* **GIVEN REQUEST**: Copy each line of the listing below exactly.

# start of SUPPLIED RECORDS

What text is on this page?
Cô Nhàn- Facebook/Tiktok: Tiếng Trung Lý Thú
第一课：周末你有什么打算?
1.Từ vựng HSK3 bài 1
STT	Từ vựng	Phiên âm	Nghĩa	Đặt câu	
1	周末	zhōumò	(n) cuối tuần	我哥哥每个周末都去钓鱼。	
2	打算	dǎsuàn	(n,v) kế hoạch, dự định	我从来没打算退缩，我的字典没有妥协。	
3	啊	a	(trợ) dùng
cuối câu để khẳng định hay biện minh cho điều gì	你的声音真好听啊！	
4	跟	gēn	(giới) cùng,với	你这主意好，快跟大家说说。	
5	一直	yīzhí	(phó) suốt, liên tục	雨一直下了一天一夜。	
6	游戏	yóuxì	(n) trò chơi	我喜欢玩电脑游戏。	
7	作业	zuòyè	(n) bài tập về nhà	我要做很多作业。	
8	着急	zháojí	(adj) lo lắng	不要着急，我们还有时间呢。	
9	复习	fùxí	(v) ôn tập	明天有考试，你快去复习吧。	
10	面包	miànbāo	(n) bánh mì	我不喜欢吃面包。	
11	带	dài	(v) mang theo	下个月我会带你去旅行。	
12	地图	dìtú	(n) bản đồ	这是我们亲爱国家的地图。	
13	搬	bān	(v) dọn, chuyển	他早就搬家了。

# end of SUPPLIED RECORDS

* **TASK SOLUTION**:
What text is on this page?
Cô Nhàn- Facebook/Tiktok: Tiếng Trung Lý Thú
第一课：周末你有什么打算?
1.Từ vựng HSK3 bài 1
STT	Từ vựng	Phiên âm	Nghĩa	Đặt câu	
1	周末	zhōumò	(n) cuối tuần	我哥哥每个周末都去钓鱼。	
2	打算	dǎsuàn	(n,v) kế hoạch, dự định	我从来没打算退缩，我的字典没有妥协。	
3	啊	a	(trợ) dùng
cuối câu để khẳng định hay biện minh cho điều gì	你的声音真好听啊！	
4	跟	gēn	(giới) cùng,với	你这主意好，快跟大家说说。	
5	一直	yīzhí	(phó) suốt, liên tục	雨一直下了一天一夜。	
6	游戏	yóuxì	(n) trò chơi	我喜欢玩电脑游戏。	
7	作业	zuòyè	(n) bài tập về nhà	我要做很多作业。	
8	着急	zháojí	(adj) lo lắng	不要着急，我们还有时间呢。	
9	复习	fùxí	(v) ôn tập	明天有考试，你快去复习吧。	
10	面包	miànbāo	(n) bánh mì	我不喜欢吃面包。	
11	带	dài	(v) mang theo	下个月我会带你去旅行。	
12	地图	dìtú	(n) bản đồ	这是我们亲爱国家的地图。	
13	搬	bān	(v) dọn, chuyển	他早就搬家了。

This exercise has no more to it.